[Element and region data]
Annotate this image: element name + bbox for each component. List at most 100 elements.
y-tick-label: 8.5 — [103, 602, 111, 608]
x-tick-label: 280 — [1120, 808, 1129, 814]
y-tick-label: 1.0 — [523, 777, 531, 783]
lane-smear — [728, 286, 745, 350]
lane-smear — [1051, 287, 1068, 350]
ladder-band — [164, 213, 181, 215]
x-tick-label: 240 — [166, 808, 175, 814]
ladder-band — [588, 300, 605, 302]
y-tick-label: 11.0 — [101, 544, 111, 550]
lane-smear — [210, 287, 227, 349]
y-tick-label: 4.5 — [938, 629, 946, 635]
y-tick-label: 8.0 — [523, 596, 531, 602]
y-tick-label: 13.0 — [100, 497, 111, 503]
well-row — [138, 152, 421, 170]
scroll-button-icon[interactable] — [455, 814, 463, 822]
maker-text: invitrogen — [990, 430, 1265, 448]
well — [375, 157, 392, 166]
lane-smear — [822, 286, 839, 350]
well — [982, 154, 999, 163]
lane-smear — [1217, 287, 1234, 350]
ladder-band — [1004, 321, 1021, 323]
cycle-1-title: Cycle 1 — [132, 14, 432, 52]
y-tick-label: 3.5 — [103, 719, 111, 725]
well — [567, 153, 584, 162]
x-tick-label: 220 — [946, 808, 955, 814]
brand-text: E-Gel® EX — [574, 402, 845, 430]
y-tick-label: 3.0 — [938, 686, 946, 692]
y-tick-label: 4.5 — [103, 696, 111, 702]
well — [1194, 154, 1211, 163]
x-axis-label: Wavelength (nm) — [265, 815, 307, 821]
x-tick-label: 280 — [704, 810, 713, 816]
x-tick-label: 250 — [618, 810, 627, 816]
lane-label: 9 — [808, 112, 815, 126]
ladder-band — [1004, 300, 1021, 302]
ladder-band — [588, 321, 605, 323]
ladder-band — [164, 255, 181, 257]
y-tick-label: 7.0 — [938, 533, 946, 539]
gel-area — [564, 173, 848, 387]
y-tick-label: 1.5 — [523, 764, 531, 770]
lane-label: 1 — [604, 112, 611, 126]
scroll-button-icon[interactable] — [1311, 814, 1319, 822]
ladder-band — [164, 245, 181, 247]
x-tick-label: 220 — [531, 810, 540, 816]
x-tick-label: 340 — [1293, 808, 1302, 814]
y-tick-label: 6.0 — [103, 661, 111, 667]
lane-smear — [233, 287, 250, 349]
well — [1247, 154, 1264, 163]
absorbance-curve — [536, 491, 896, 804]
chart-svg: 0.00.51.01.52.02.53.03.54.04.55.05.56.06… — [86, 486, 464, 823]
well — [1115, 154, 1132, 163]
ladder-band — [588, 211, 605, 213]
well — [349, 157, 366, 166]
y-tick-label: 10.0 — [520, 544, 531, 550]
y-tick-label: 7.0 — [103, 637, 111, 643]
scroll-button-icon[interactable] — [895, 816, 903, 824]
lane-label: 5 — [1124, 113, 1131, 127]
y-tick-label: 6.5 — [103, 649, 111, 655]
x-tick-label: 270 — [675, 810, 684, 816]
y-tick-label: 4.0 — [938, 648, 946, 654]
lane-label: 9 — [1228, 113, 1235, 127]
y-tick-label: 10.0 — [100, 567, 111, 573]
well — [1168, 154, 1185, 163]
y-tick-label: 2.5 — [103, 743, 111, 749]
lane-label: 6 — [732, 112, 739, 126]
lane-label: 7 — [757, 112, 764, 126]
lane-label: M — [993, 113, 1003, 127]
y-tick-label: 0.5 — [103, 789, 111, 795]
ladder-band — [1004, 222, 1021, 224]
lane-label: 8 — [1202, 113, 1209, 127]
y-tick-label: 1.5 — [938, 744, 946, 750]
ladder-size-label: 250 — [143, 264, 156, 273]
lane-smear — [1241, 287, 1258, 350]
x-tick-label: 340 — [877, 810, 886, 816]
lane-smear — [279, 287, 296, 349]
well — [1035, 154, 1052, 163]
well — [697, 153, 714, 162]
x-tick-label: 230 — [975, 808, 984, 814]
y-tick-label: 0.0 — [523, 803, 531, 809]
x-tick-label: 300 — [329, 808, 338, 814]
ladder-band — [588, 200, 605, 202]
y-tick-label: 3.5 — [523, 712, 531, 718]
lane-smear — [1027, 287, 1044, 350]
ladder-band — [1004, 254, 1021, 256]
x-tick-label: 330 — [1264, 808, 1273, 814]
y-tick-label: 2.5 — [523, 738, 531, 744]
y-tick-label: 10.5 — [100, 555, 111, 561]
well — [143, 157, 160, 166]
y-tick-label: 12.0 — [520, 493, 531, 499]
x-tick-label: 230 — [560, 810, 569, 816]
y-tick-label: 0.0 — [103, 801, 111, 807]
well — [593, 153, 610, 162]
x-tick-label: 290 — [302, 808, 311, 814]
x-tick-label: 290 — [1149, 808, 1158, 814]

EXERCISE REQUIREMENTS:
Turn every line of the data above into a numbered list, dropping any blank lines.

EXERCISE SOLUTION:
1. Annotate this image: element name + bbox for each component. List at most 100 elements.
2. y-tick-label: 8.5 — [103, 602, 111, 608]
3. x-tick-label: 280 — [1120, 808, 1129, 814]
4. y-tick-label: 1.0 — [523, 777, 531, 783]
5. lane-smear — [728, 286, 745, 350]
6. lane-smear — [1051, 287, 1068, 350]
7. ladder-band — [164, 213, 181, 215]
8. x-tick-label: 240 — [166, 808, 175, 814]
9. ladder-band — [588, 300, 605, 302]
10. y-tick-label: 11.0 — [101, 544, 111, 550]
11. lane-smear — [210, 287, 227, 349]
12. y-tick-label: 4.5 — [938, 629, 946, 635]
13. y-tick-label: 8.0 — [523, 596, 531, 602]
14. y-tick-label: 13.0 — [100, 497, 111, 503]
15. well-row — [138, 152, 421, 170]
16. scroll-button-icon[interactable] — [455, 814, 463, 822]
17. maker-text: invitrogen — [990, 430, 1265, 448]
18. well — [375, 157, 392, 166]
19. lane-smear — [822, 286, 839, 350]
20. well — [982, 154, 999, 163]
21. lane-smear — [1217, 287, 1234, 350]
22. ladder-band — [1004, 321, 1021, 323]
23. cycle-1-title: Cycle 1 — [132, 14, 432, 52]
24. y-tick-label: 3.5 — [103, 719, 111, 725]
25. well — [567, 153, 584, 162]
26. x-tick-label: 220 — [946, 808, 955, 814]
27. brand-text: E-Gel® EX — [574, 402, 845, 430]
28. y-tick-label: 3.0 — [938, 686, 946, 692]
29. y-tick-label: 4.5 — [103, 696, 111, 702]
30. well — [1194, 154, 1211, 163]
31. x-axis-label: Wavelength (nm) — [265, 815, 307, 821]
32. x-tick-label: 280 — [704, 810, 713, 816]
33. x-tick-label: 250 — [618, 810, 627, 816]
34. lane-label: 9 — [808, 112, 815, 126]
35. ladder-band — [1004, 300, 1021, 302]
36. ladder-band — [588, 321, 605, 323]
37. ladder-band — [164, 255, 181, 257]
38. y-tick-label: 7.0 — [938, 533, 946, 539]
39. gel-area — [564, 173, 848, 387]
40. y-tick-label: 1.5 — [523, 764, 531, 770]
41. lane-label: 1 — [604, 112, 611, 126]
42. scroll-button-icon[interactable] — [1311, 814, 1319, 822]
43. ladder-band — [164, 245, 181, 247]
44. x-tick-label: 220 — [531, 810, 540, 816]
45. x-tick-label: 340 — [1293, 808, 1302, 814]
46. y-tick-label: 6.0 — [103, 661, 111, 667]
47. lane-smear — [233, 287, 250, 349]
48. well — [1247, 154, 1264, 163]
49. absorbance-curve — [536, 491, 896, 804]
50. chart-svg: 0.00.51.01.52.02.53.03.54.04.55.05.56.06… — [86, 486, 464, 823]
51. well — [1115, 154, 1132, 163]
52. ladder-band — [588, 211, 605, 213]
53. well — [349, 157, 366, 166]
54. y-tick-label: 10.0 — [520, 544, 531, 550]
55. y-tick-label: 7.0 — [103, 637, 111, 643]
56. scroll-button-icon[interactable] — [895, 816, 903, 824]
57. lane-label: 5 — [1124, 113, 1131, 127]
58. y-tick-label: 6.5 — [103, 649, 111, 655]
59. x-tick-label: 270 — [675, 810, 684, 816]
60. y-tick-label: 4.0 — [938, 648, 946, 654]
61. lane-label: 9 — [1228, 113, 1235, 127]
62. y-tick-label: 10.0 — [100, 567, 111, 573]
63. well — [1168, 154, 1185, 163]
64. y-tick-label: 2.5 — [103, 743, 111, 749]
65. lane-label: 6 — [732, 112, 739, 126]
66. lane-label: 7 — [757, 112, 764, 126]
67. lane-label: M — [993, 113, 1003, 127]
68. y-tick-label: 0.5 — [103, 789, 111, 795]
69. ladder-band — [1004, 222, 1021, 224]
70. lane-label: 8 — [1202, 113, 1209, 127]
71. y-tick-label: 1.5 — [938, 744, 946, 750]
72. ladder-size-label: 250 — [143, 264, 156, 273]
73. lane-smear — [1241, 287, 1258, 350]
74. x-tick-label: 340 — [877, 810, 886, 816]
75. lane-smear — [279, 287, 296, 349]
76. well — [1035, 154, 1052, 163]
77. well — [697, 153, 714, 162]
78. x-tick-label: 230 — [975, 808, 984, 814]
79. y-tick-label: 0.0 — [523, 803, 531, 809]
80. x-tick-label: 300 — [329, 808, 338, 814]
81. ladder-band — [588, 200, 605, 202]
82. y-tick-label: 3.5 — [523, 712, 531, 718]
83. lane-smear — [1027, 287, 1044, 350]
84. ladder-band — [1004, 254, 1021, 256]
85. x-tick-label: 330 — [1264, 808, 1273, 814]
86. y-tick-label: 2.5 — [523, 738, 531, 744]
87. y-tick-label: 10.5 — [100, 555, 111, 561]
88. well — [143, 157, 160, 166]
89. y-tick-label: 12.0 — [520, 493, 531, 499]
90. x-tick-label: 230 — [560, 810, 569, 816]
91. y-tick-label: 0.0 — [103, 801, 111, 807]
92. well — [593, 153, 610, 162]
93. x-tick-label: 290 — [302, 808, 311, 814]
94. x-tick-label: 290 — [1149, 808, 1158, 814]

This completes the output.